=== YOUR OBJECTIVE ===
Every record below should be transcribed exactly. Omit the images.
..............................
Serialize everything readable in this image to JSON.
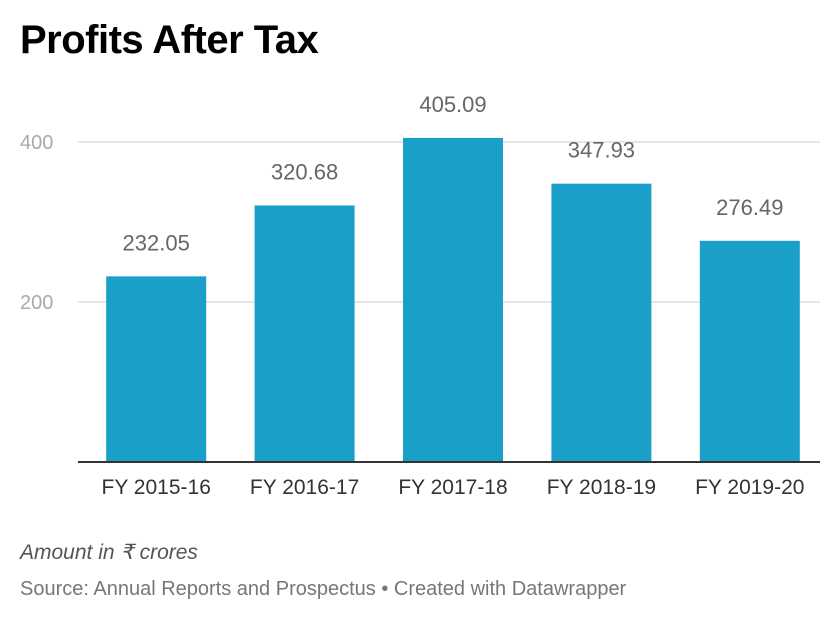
{
  "title": "Profits After Tax",
  "note": "Amount in ₹ crores",
  "source": "Source: Annual Reports and Prospectus • Created with Datawrapper",
  "colors": {
    "bar": "#1aa0c8",
    "gridline": "#dddddd",
    "axis": "#333333",
    "tick_label": "#aaaaaa",
    "value_label": "#666666",
    "category_label": "#333333"
  },
  "chart_data": {
    "type": "bar",
    "title": "Profits After Tax",
    "xlabel": "",
    "ylabel": "",
    "categories": [
      "FY 2015-16",
      "FY 2016-17",
      "FY 2017-18",
      "FY 2018-19",
      "FY 2019-20"
    ],
    "values": [
      232.05,
      320.68,
      405.09,
      347.93,
      276.49
    ],
    "value_labels": [
      "232.05",
      "320.68",
      "405.09",
      "347.93",
      "276.49"
    ],
    "yticks": [
      200,
      400
    ],
    "ytick_labels": [
      "200",
      "400"
    ],
    "ylim": [
      0,
      400
    ],
    "grid": true,
    "legend": "none"
  }
}
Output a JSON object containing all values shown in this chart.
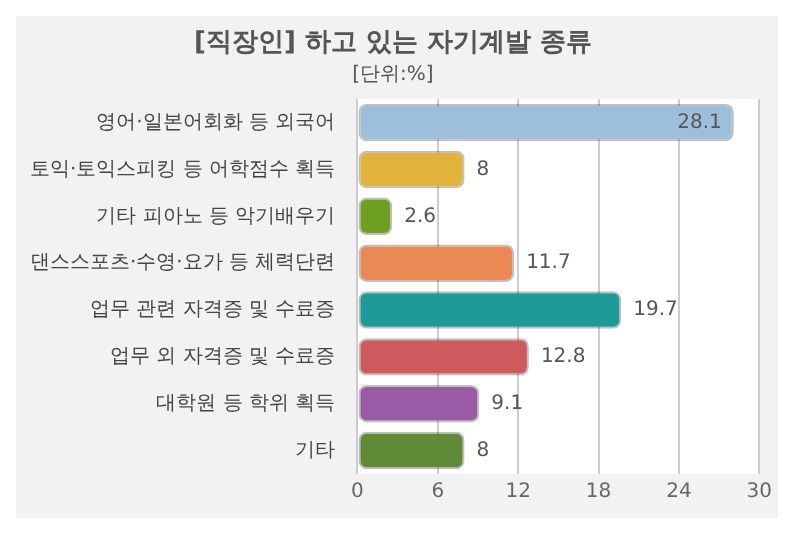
{
  "chart_data": {
    "type": "bar",
    "orientation": "horizontal",
    "title": "[직장인] 하고 있는 자기계발 종류",
    "subtitle": "[단위:%]",
    "categories": [
      "영어·일본어회화 등 외국어",
      "토익·토익스피킹 등 어학점수 획득",
      "기타 피아노 등 악기배우기",
      "댄스스포츠·수영·요가 등 체력단련",
      "업무 관련 자격증 및 수료증",
      "업무 외 자격증 및 수료증",
      "대학원 등 학위 획득",
      "기타"
    ],
    "values": [
      28.1,
      8,
      2.6,
      11.7,
      19.7,
      12.8,
      9.1,
      8
    ],
    "colors": [
      "#9dbfdc",
      "#e2b33a",
      "#6e9e22",
      "#e98a55",
      "#1f9a9a",
      "#cf5a5e",
      "#9a5aa6",
      "#5f8a36"
    ],
    "xlim": [
      0,
      30
    ],
    "xticks": [
      0,
      6,
      12,
      18,
      24,
      30
    ],
    "grid": "x",
    "data_labels": true,
    "legend": false
  }
}
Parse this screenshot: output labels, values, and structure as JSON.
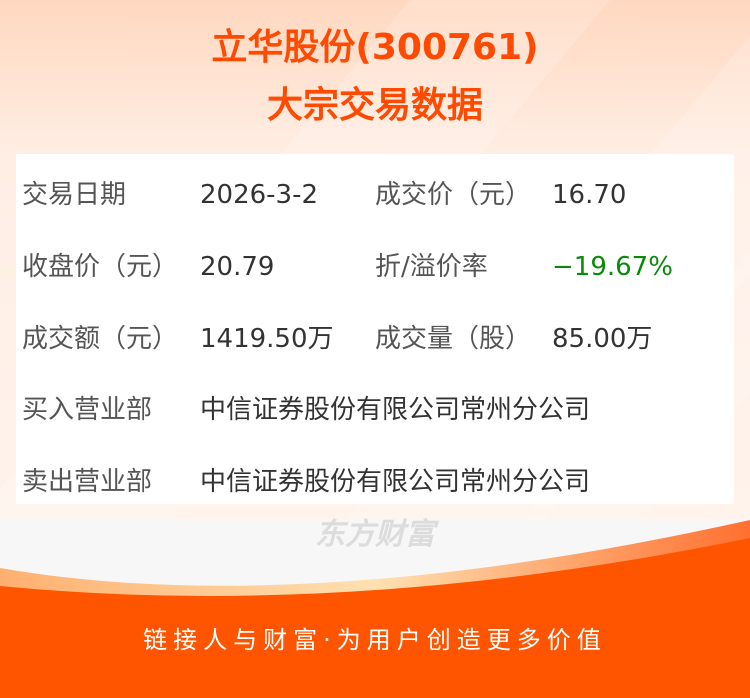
{
  "header": {
    "title": "立华股份(300761)",
    "subtitle": "大宗交易数据"
  },
  "watermark": "东方财富",
  "rows": [
    {
      "label1": "交易日期",
      "value1": "2026-3-2",
      "label2": "成交价（元）",
      "value2": "16.70"
    },
    {
      "label1": "收盘价（元）",
      "value1": "20.79",
      "label2": "折/溢价率",
      "value2": "−19.67%"
    },
    {
      "label1": "成交额（元）",
      "value1": "1419.50万",
      "label2": "成交量（股）",
      "value2": "85.00万"
    },
    {
      "label1": "买入营业部",
      "value1": "中信证券股份有限公司常州分公司"
    },
    {
      "label1": "卖出营业部",
      "value1": "中信证券股份有限公司常州分公司"
    }
  ],
  "footer": {
    "slogan": "链接人与财富·为用户创造更多价值"
  },
  "colors": {
    "accent": "#ff5500",
    "discount": "#0a8a0a"
  }
}
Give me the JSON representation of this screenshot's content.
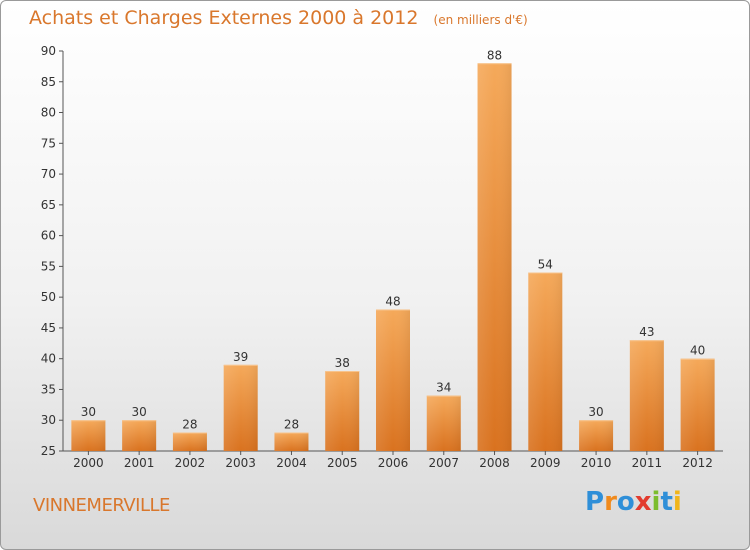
{
  "header": {
    "title": "Achats et Charges Externes 2000 à 2012",
    "unit": "(en milliers d'€)"
  },
  "commune": "VINNEMERVILLE",
  "brand": {
    "name": "Proxiti",
    "letters": [
      {
        "char": "P",
        "color": "#2f8fd8"
      },
      {
        "char": "r",
        "color": "#f08a1c"
      },
      {
        "char": "o",
        "color": "#2f8fd8"
      },
      {
        "char": "x",
        "color": "#e23b2e"
      },
      {
        "char": "i",
        "color": "#7cbd2e"
      },
      {
        "char": "t",
        "color": "#2f8fd8"
      },
      {
        "char": "i",
        "color": "#f0b51c"
      }
    ]
  },
  "colors": {
    "bar_top": "#f5a95a",
    "bar_bottom": "#d9721f",
    "title": "#d9772c"
  },
  "chart_data": {
    "type": "bar",
    "title": "Achats et Charges Externes 2000 à 2012",
    "subtitle": "(en milliers d'€)",
    "categories": [
      "2000",
      "2001",
      "2002",
      "2003",
      "2004",
      "2005",
      "2006",
      "2007",
      "2008",
      "2009",
      "2010",
      "2011",
      "2012"
    ],
    "values": [
      30,
      30,
      28,
      39,
      28,
      38,
      48,
      34,
      88,
      54,
      30,
      43,
      40
    ],
    "ylim": [
      25,
      90
    ],
    "yticks": [
      25,
      30,
      35,
      40,
      45,
      50,
      55,
      60,
      65,
      70,
      75,
      80,
      85,
      90
    ],
    "grid": false,
    "data_labels": true
  }
}
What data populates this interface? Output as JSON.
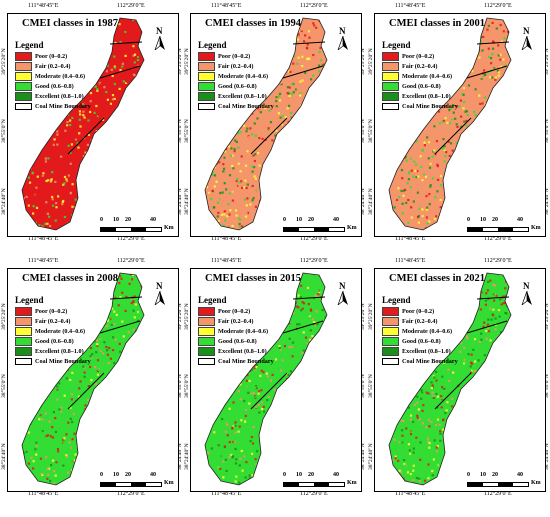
{
  "colors": {
    "poor": "#e31a1c",
    "fair": "#f5956b",
    "moderate": "#ffff33",
    "good": "#33dd33",
    "excellent": "#1a8f1a",
    "boundary": "#000000"
  },
  "legend": {
    "title": "Legend",
    "items": [
      {
        "label": "Poor (0–0.2)",
        "key": "poor"
      },
      {
        "label": "Fair (0.2–0.4)",
        "key": "fair"
      },
      {
        "label": "Moderate (0.4–0.6)",
        "key": "moderate"
      },
      {
        "label": "Good (0.6–0.8)",
        "key": "good"
      },
      {
        "label": "Excellent (0.8–1.0)",
        "key": "excellent"
      },
      {
        "label": "Coal Mine Boundary",
        "key": "boundary"
      }
    ]
  },
  "north_label": "N",
  "coords": {
    "lon_left": "111°48′45″E",
    "lon_right": "112°29′0″E",
    "lat_top": "39°25′20″N",
    "lat_mid": "38°55′0″N",
    "lat_bottom": "38°24′40″N"
  },
  "scale": {
    "ticks": [
      "0",
      "10",
      "20",
      "40"
    ],
    "unit": "Km"
  },
  "panels": [
    {
      "title": "CMEI classes in 1987",
      "dominant": "poor"
    },
    {
      "title": "CMEI classes in 1994",
      "dominant": "fair"
    },
    {
      "title": "CMEI classes in 2001",
      "dominant": "fair"
    },
    {
      "title": "CMEI classes in 2008",
      "dominant": "good"
    },
    {
      "title": "CMEI classes in 2015",
      "dominant": "good"
    },
    {
      "title": "CMEI classes in 2021",
      "dominant": "good"
    }
  ]
}
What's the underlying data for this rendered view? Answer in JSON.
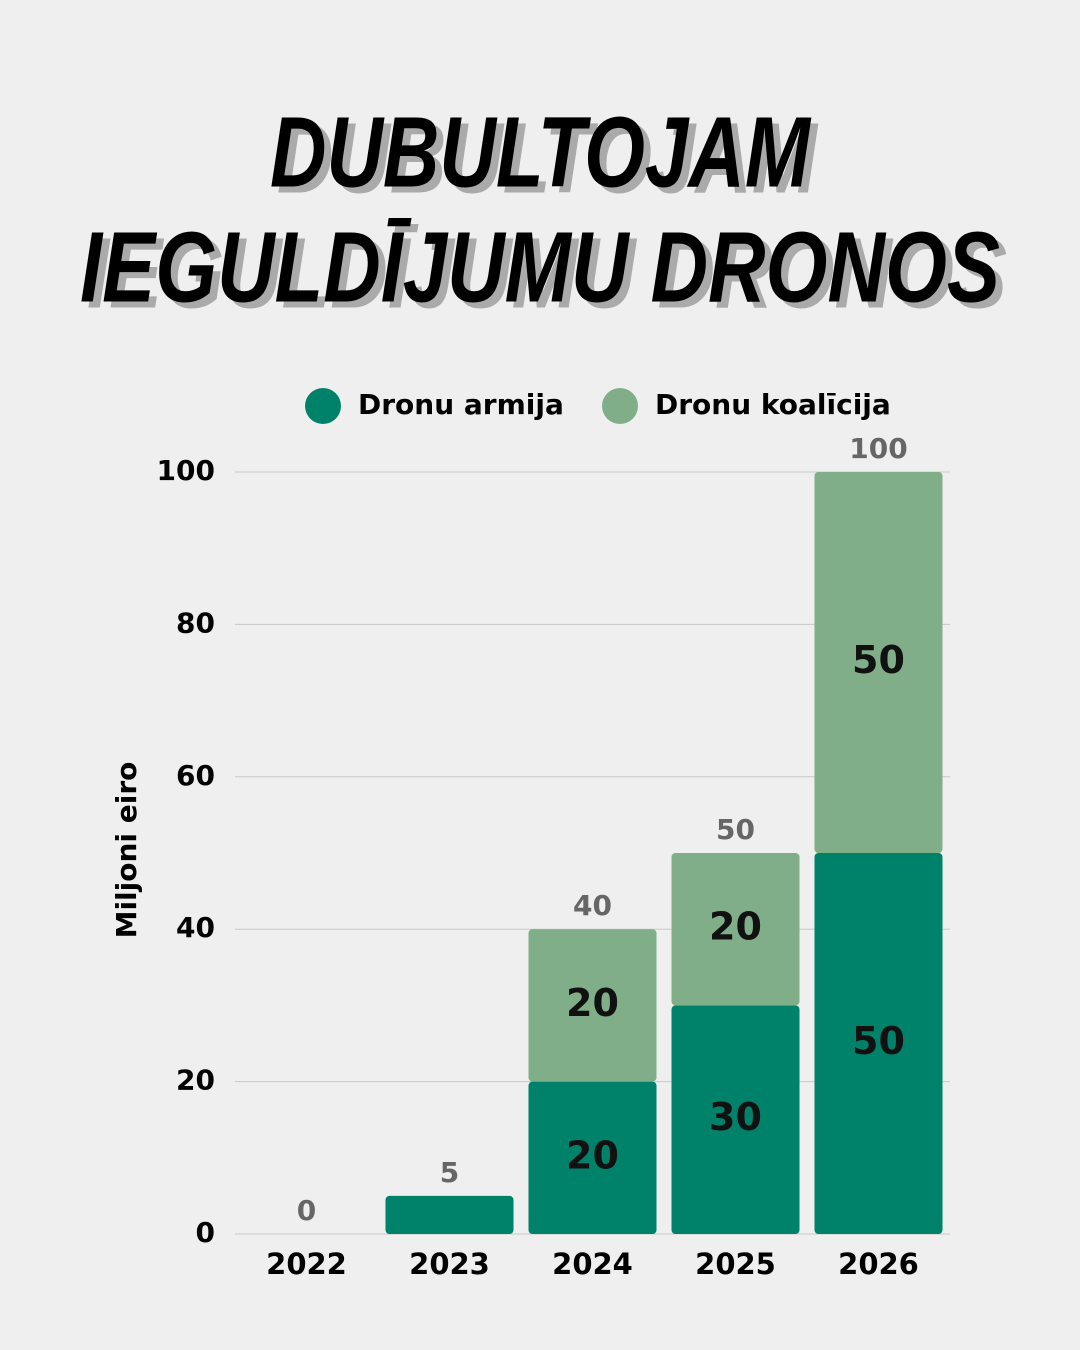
{
  "chart_data": {
    "type": "stacked_bar",
    "title": [
      "DUBULTOJAM",
      "IEGULDĪJUMU DRONOS"
    ],
    "y_label": "Miljoni eiro",
    "categories": [
      "2022",
      "2023",
      "2024",
      "2025",
      "2026"
    ],
    "series": [
      {
        "name": "Dronu armija",
        "color": "#00826a",
        "values": [
          0,
          5,
          20,
          30,
          50
        ]
      },
      {
        "name": "Dronu koalīcija",
        "color": "#7fae88",
        "values": [
          null,
          null,
          20,
          20,
          50
        ]
      }
    ],
    "totals": [
      0,
      5,
      40,
      50,
      100
    ],
    "ylim": [
      0,
      100
    ],
    "yticks": [
      0,
      20,
      40,
      60,
      80,
      100
    ],
    "grid": true
  }
}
..............................
=== RESULT FOR THIS EXERCISE ===
Serialize everything readable in this image to JSON.
{
  "title": "Profits After Tax",
  "note": "Amount in ₹ crores",
  "source": "Source: Annual Reports and Prospectus • Created with Datawrapper",
  "colors": {
    "bar": "#1aa0c8",
    "gridline": "#dddddd",
    "axis": "#333333",
    "tick_label": "#aaaaaa",
    "value_label": "#666666",
    "category_label": "#333333"
  },
  "chart_data": {
    "type": "bar",
    "title": "Profits After Tax",
    "xlabel": "",
    "ylabel": "",
    "categories": [
      "FY 2015-16",
      "FY 2016-17",
      "FY 2017-18",
      "FY 2018-19",
      "FY 2019-20"
    ],
    "values": [
      232.05,
      320.68,
      405.09,
      347.93,
      276.49
    ],
    "value_labels": [
      "232.05",
      "320.68",
      "405.09",
      "347.93",
      "276.49"
    ],
    "yticks": [
      200,
      400
    ],
    "ytick_labels": [
      "200",
      "400"
    ],
    "ylim": [
      0,
      400
    ],
    "grid": true,
    "legend": "none"
  }
}
Output a JSON object containing all values shown in this chart.
{
  "chart_data": {
    "type": "bar",
    "orientation": "horizontal",
    "title": "[직장인] 하고 있는 자기계발 종류",
    "subtitle": "[단위:%]",
    "categories": [
      "영어·일본어회화 등 외국어",
      "토익·토익스피킹 등 어학점수 획득",
      "기타 피아노 등 악기배우기",
      "댄스스포츠·수영·요가 등 체력단련",
      "업무 관련 자격증 및 수료증",
      "업무 외 자격증 및 수료증",
      "대학원 등 학위 획득",
      "기타"
    ],
    "values": [
      28.1,
      8,
      2.6,
      11.7,
      19.7,
      12.8,
      9.1,
      8
    ],
    "colors": [
      "#9dbfdc",
      "#e2b33a",
      "#6e9e22",
      "#e98a55",
      "#1f9a9a",
      "#cf5a5e",
      "#9a5aa6",
      "#5f8a36"
    ],
    "xlim": [
      0,
      30
    ],
    "xticks": [
      0,
      6,
      12,
      18,
      24,
      30
    ],
    "grid": "x",
    "data_labels": true,
    "legend": false
  }
}
Parse this screenshot: output labels, values, and structure as JSON.
{
  "header": {
    "title": "立华股份(300761)",
    "subtitle": "大宗交易数据"
  },
  "watermark": "东方财富",
  "rows": [
    {
      "label1": "交易日期",
      "value1": "2026-3-2",
      "label2": "成交价（元）",
      "value2": "16.70"
    },
    {
      "label1": "收盘价（元）",
      "value1": "20.79",
      "label2": "折/溢价率",
      "value2": "−19.67%"
    },
    {
      "label1": "成交额（元）",
      "value1": "1419.50万",
      "label2": "成交量（股）",
      "value2": "85.00万"
    },
    {
      "label1": "买入营业部",
      "value1": "中信证券股份有限公司常州分公司"
    },
    {
      "label1": "卖出营业部",
      "value1": "中信证券股份有限公司常州分公司"
    }
  ],
  "footer": {
    "slogan": "链接人与财富·为用户创造更多价值"
  },
  "colors": {
    "accent": "#ff5500",
    "discount": "#0a8a0a"
  }
}
Give me the JSON representation of this screenshot's content.
{
  "header": {
    "title": "Achats et Charges Externes 2000 à 2012",
    "unit": "(en milliers d'€)"
  },
  "commune": "VINNEMERVILLE",
  "brand": {
    "name": "Proxiti",
    "letters": [
      {
        "char": "P",
        "color": "#2f8fd8"
      },
      {
        "char": "r",
        "color": "#f08a1c"
      },
      {
        "char": "o",
        "color": "#2f8fd8"
      },
      {
        "char": "x",
        "color": "#e23b2e"
      },
      {
        "char": "i",
        "color": "#7cbd2e"
      },
      {
        "char": "t",
        "color": "#2f8fd8"
      },
      {
        "char": "i",
        "color": "#f0b51c"
      }
    ]
  },
  "colors": {
    "bar_top": "#f5a95a",
    "bar_bottom": "#d9721f",
    "title": "#d9772c"
  },
  "chart_data": {
    "type": "bar",
    "title": "Achats et Charges Externes 2000 à 2012",
    "subtitle": "(en milliers d'€)",
    "categories": [
      "2000",
      "2001",
      "2002",
      "2003",
      "2004",
      "2005",
      "2006",
      "2007",
      "2008",
      "2009",
      "2010",
      "2011",
      "2012"
    ],
    "values": [
      30,
      30,
      28,
      39,
      28,
      38,
      48,
      34,
      88,
      54,
      30,
      43,
      40
    ],
    "ylim": [
      25,
      90
    ],
    "yticks": [
      25,
      30,
      35,
      40,
      45,
      50,
      55,
      60,
      65,
      70,
      75,
      80,
      85,
      90
    ],
    "grid": false,
    "data_labels": true
  }
}
What data populates this interface? Output as JSON.
{
  "colors": {
    "poor": "#e31a1c",
    "fair": "#f5956b",
    "moderate": "#ffff33",
    "good": "#33dd33",
    "excellent": "#1a8f1a",
    "boundary": "#000000"
  },
  "legend": {
    "title": "Legend",
    "items": [
      {
        "label": "Poor (0–0.2)",
        "key": "poor"
      },
      {
        "label": "Fair (0.2–0.4)",
        "key": "fair"
      },
      {
        "label": "Moderate (0.4–0.6)",
        "key": "moderate"
      },
      {
        "label": "Good (0.6–0.8)",
        "key": "good"
      },
      {
        "label": "Excellent (0.8–1.0)",
        "key": "excellent"
      },
      {
        "label": "Coal Mine Boundary",
        "key": "boundary"
      }
    ]
  },
  "north_label": "N",
  "coords": {
    "lon_left": "111°48′45″E",
    "lon_right": "112°29′0″E",
    "lat_top": "39°25′20″N",
    "lat_mid": "38°55′0″N",
    "lat_bottom": "38°24′40″N"
  },
  "scale": {
    "ticks": [
      "0",
      "10",
      "20",
      "40"
    ],
    "unit": "Km"
  },
  "panels": [
    {
      "title": "CMEI classes in 1987",
      "dominant": "poor"
    },
    {
      "title": "CMEI classes in 1994",
      "dominant": "fair"
    },
    {
      "title": "CMEI classes in 2001",
      "dominant": "fair"
    },
    {
      "title": "CMEI classes in 2008",
      "dominant": "good"
    },
    {
      "title": "CMEI classes in 2015",
      "dominant": "good"
    },
    {
      "title": "CMEI classes in 2021",
      "dominant": "good"
    }
  ]
}
What's the underlying data for this rendered view? Answer in JSON.
{
  "chart_data": {
    "type": "stacked_bar",
    "title": [
      "DUBULTOJAM",
      "IEGULDĪJUMU DRONOS"
    ],
    "y_label": "Miljoni eiro",
    "categories": [
      "2022",
      "2023",
      "2024",
      "2025",
      "2026"
    ],
    "series": [
      {
        "name": "Dronu armija",
        "color": "#00826a",
        "values": [
          0,
          5,
          20,
          30,
          50
        ]
      },
      {
        "name": "Dronu koalīcija",
        "color": "#7fae88",
        "values": [
          null,
          null,
          20,
          20,
          50
        ]
      }
    ],
    "totals": [
      0,
      5,
      40,
      50,
      100
    ],
    "ylim": [
      0,
      100
    ],
    "yticks": [
      0,
      20,
      40,
      60,
      80,
      100
    ],
    "grid": true
  }
}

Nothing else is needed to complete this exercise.